### AIM:
Extract each line of the data below exactly as written.

— Start of GIVEN RECORDS —

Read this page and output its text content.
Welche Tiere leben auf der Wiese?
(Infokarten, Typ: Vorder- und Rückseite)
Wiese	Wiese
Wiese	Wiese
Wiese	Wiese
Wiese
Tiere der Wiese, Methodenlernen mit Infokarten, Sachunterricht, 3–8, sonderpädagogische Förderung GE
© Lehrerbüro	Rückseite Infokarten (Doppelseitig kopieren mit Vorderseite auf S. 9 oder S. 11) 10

— End of GIVEN RECORDS —

### EXERCISE SOLUTION:
Read this page and output its text content.
Welche Tiere leben auf der Wiese?
(Infokarten, Typ: Vorder- und Rückseite)
Wiese	Wiese
Wiese	Wiese
Wiese	Wiese
Wiese
Tiere der Wiese, Methodenlernen mit Infokarten, Sachunterricht, 3–8, sonderpädagogische Förderung GE
© Lehrerbüro	Rückseite Infokarten (Doppelseitig kopieren mit Vorderseite auf S. 9 oder S. 11) 10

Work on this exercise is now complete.